start DATA SUPPLIED

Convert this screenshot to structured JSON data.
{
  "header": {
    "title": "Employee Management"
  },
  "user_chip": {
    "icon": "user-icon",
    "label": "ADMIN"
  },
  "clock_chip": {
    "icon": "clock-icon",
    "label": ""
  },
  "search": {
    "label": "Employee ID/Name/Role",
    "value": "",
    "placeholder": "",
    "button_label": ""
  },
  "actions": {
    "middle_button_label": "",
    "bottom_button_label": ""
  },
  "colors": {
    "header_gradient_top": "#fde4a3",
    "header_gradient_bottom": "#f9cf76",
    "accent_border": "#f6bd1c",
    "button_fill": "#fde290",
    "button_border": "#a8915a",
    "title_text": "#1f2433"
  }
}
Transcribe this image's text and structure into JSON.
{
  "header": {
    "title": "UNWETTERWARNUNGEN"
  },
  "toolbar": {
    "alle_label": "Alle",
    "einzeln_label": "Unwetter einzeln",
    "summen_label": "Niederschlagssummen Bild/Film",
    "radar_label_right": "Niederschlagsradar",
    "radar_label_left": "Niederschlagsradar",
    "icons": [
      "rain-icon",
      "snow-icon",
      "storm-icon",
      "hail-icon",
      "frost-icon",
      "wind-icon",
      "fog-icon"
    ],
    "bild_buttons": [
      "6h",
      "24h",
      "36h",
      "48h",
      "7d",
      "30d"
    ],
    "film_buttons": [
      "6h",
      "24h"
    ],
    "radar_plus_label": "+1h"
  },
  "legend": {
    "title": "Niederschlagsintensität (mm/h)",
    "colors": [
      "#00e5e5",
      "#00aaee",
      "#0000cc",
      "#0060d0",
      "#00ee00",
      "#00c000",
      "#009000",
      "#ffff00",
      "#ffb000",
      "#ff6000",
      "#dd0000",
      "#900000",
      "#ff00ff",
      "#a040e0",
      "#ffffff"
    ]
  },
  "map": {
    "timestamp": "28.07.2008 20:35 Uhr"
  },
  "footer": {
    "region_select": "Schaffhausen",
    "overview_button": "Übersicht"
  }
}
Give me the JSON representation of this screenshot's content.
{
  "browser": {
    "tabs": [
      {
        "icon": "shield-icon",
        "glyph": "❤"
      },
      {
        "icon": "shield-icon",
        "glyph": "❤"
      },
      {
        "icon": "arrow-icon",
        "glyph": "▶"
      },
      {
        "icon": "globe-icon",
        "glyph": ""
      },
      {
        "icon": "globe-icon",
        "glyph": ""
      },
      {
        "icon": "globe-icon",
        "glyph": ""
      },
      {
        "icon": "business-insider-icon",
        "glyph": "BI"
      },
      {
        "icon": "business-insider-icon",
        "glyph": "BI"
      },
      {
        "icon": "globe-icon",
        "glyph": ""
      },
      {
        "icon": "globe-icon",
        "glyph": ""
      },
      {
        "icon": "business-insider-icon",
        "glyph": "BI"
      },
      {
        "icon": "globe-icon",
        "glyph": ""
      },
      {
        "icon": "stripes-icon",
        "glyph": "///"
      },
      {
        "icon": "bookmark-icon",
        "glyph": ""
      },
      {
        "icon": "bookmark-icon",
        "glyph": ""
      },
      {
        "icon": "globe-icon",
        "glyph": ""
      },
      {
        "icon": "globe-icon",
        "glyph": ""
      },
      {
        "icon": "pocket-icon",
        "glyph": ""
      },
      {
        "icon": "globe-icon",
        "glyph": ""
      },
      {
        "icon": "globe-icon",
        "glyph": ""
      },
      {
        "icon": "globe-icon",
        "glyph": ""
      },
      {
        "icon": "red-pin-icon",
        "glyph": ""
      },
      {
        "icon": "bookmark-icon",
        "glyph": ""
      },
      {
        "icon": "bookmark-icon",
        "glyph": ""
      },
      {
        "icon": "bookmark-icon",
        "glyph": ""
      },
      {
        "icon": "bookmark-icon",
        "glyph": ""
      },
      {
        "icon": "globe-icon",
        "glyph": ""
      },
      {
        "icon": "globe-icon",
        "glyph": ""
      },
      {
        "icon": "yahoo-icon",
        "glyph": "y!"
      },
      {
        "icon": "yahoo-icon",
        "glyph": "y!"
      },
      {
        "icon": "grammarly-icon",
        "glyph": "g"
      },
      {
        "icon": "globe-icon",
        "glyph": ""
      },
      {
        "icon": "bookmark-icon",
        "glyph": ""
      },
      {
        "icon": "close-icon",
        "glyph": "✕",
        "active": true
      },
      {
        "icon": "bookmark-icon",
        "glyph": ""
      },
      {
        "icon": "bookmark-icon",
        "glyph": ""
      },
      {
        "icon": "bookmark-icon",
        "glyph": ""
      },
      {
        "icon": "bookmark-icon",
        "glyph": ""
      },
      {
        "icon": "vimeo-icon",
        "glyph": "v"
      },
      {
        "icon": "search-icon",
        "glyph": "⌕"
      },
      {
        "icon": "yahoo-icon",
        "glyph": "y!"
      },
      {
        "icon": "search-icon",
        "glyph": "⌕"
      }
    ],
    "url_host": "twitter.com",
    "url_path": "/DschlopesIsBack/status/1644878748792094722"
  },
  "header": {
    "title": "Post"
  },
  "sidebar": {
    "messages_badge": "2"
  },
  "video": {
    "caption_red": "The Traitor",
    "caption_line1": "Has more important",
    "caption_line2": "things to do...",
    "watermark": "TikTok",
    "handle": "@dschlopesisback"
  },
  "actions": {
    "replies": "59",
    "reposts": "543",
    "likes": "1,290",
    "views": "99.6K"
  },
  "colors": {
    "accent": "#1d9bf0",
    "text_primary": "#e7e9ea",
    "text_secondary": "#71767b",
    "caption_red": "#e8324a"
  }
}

end DATA SUPPLIED

• PROBLEM TO WORK ON: Reproduce each entry from the records above, character for character.

• THE OUTPUT:
Convert this screenshot to structured JSON data.
{
  "header": {
    "title": "Employee Management"
  },
  "user_chip": {
    "icon": "user-icon",
    "label": "ADMIN"
  },
  "clock_chip": {
    "icon": "clock-icon",
    "label": ""
  },
  "search": {
    "label": "Employee ID/Name/Role",
    "value": "",
    "placeholder": "",
    "button_label": ""
  },
  "actions": {
    "middle_button_label": "",
    "bottom_button_label": ""
  },
  "colors": {
    "header_gradient_top": "#fde4a3",
    "header_gradient_bottom": "#f9cf76",
    "accent_border": "#f6bd1c",
    "button_fill": "#fde290",
    "button_border": "#a8915a",
    "title_text": "#1f2433"
  }
}
Transcribe this image's text and structure into JSON.
{
  "header": {
    "title": "UNWETTERWARNUNGEN"
  },
  "toolbar": {
    "alle_label": "Alle",
    "einzeln_label": "Unwetter einzeln",
    "summen_label": "Niederschlagssummen Bild/Film",
    "radar_label_right": "Niederschlagsradar",
    "radar_label_left": "Niederschlagsradar",
    "icons": [
      "rain-icon",
      "snow-icon",
      "storm-icon",
      "hail-icon",
      "frost-icon",
      "wind-icon",
      "fog-icon"
    ],
    "bild_buttons": [
      "6h",
      "24h",
      "36h",
      "48h",
      "7d",
      "30d"
    ],
    "film_buttons": [
      "6h",
      "24h"
    ],
    "radar_plus_label": "+1h"
  },
  "legend": {
    "title": "Niederschlagsintensität (mm/h)",
    "colors": [
      "#00e5e5",
      "#00aaee",
      "#0000cc",
      "#0060d0",
      "#00ee00",
      "#00c000",
      "#009000",
      "#ffff00",
      "#ffb000",
      "#ff6000",
      "#dd0000",
      "#900000",
      "#ff00ff",
      "#a040e0",
      "#ffffff"
    ]
  },
  "map": {
    "timestamp": "28.07.2008 20:35 Uhr"
  },
  "footer": {
    "region_select": "Schaffhausen",
    "overview_button": "Übersicht"
  }
}
Give me the JSON representation of this screenshot's content.
{
  "browser": {
    "tabs": [
      {
        "icon": "shield-icon",
        "glyph": "❤"
      },
      {
        "icon": "shield-icon",
        "glyph": "❤"
      },
      {
        "icon": "arrow-icon",
        "glyph": "▶"
      },
      {
        "icon": "globe-icon",
        "glyph": ""
      },
      {
        "icon": "globe-icon",
        "glyph": ""
      },
      {
        "icon": "globe-icon",
        "glyph": ""
      },
      {
        "icon": "business-insider-icon",
        "glyph": "BI"
      },
      {
        "icon": "business-insider-icon",
        "glyph": "BI"
      },
      {
        "icon": "globe-icon",
        "glyph": ""
      },
      {
        "icon": "globe-icon",
        "glyph": ""
      },
      {
        "icon": "business-insider-icon",
        "glyph": "BI"
      },
      {
        "icon": "globe-icon",
        "glyph": ""
      },
      {
        "icon": "stripes-icon",
        "glyph": "///"
      },
      {
        "icon": "bookmark-icon",
        "glyph": ""
      },
      {
        "icon": "bookmark-icon",
        "glyph": ""
      },
      {
        "icon": "globe-icon",
        "glyph": ""
      },
      {
        "icon": "globe-icon",
        "glyph": ""
      },
      {
        "icon": "pocket-icon",
        "glyph": ""
      },
      {
        "icon": "globe-icon",
        "glyph": ""
      },
      {
        "icon": "globe-icon",
        "glyph": ""
      },
      {
        "icon": "globe-icon",
        "glyph": ""
      },
      {
        "icon": "red-pin-icon",
        "glyph": ""
      },
      {
        "icon": "bookmark-icon",
        "glyph": ""
      },
      {
        "icon": "bookmark-icon",
        "glyph": ""
      },
      {
        "icon": "bookmark-icon",
        "glyph": ""
      },
      {
        "icon": "bookmark-icon",
        "glyph": ""
      },
      {
        "icon": "globe-icon",
        "glyph": ""
      },
      {
        "icon": "globe-icon",
        "glyph": ""
      },
      {
        "icon": "yahoo-icon",
        "glyph": "y!"
      },
      {
        "icon": "yahoo-icon",
        "glyph": "y!"
      },
      {
        "icon": "grammarly-icon",
        "glyph": "g"
      },
      {
        "icon": "globe-icon",
        "glyph": ""
      },
      {
        "icon": "bookmark-icon",
        "glyph": ""
      },
      {
        "icon": "close-icon",
        "glyph": "✕",
        "active": true
      },
      {
        "icon": "bookmark-icon",
        "glyph": ""
      },
      {
        "icon": "bookmark-icon",
        "glyph": ""
      },
      {
        "icon": "bookmark-icon",
        "glyph": ""
      },
      {
        "icon": "bookmark-icon",
        "glyph": ""
      },
      {
        "icon": "vimeo-icon",
        "glyph": "v"
      },
      {
        "icon": "search-icon",
        "glyph": "⌕"
      },
      {
        "icon": "yahoo-icon",
        "glyph": "y!"
      },
      {
        "icon": "search-icon",
        "glyph": "⌕"
      }
    ],
    "url_host": "twitter.com",
    "url_path": "/DschlopesIsBack/status/1644878748792094722"
  },
  "header": {
    "title": "Post"
  },
  "sidebar": {
    "messages_badge": "2"
  },
  "video": {
    "caption_red": "The Traitor",
    "caption_line1": "Has more important",
    "caption_line2": "things to do...",
    "watermark": "TikTok",
    "handle": "@dschlopesisback"
  },
  "actions": {
    "replies": "59",
    "reposts": "543",
    "likes": "1,290",
    "views": "99.6K"
  },
  "colors": {
    "accent": "#1d9bf0",
    "text_primary": "#e7e9ea",
    "text_secondary": "#71767b",
    "caption_red": "#e8324a"
  }
}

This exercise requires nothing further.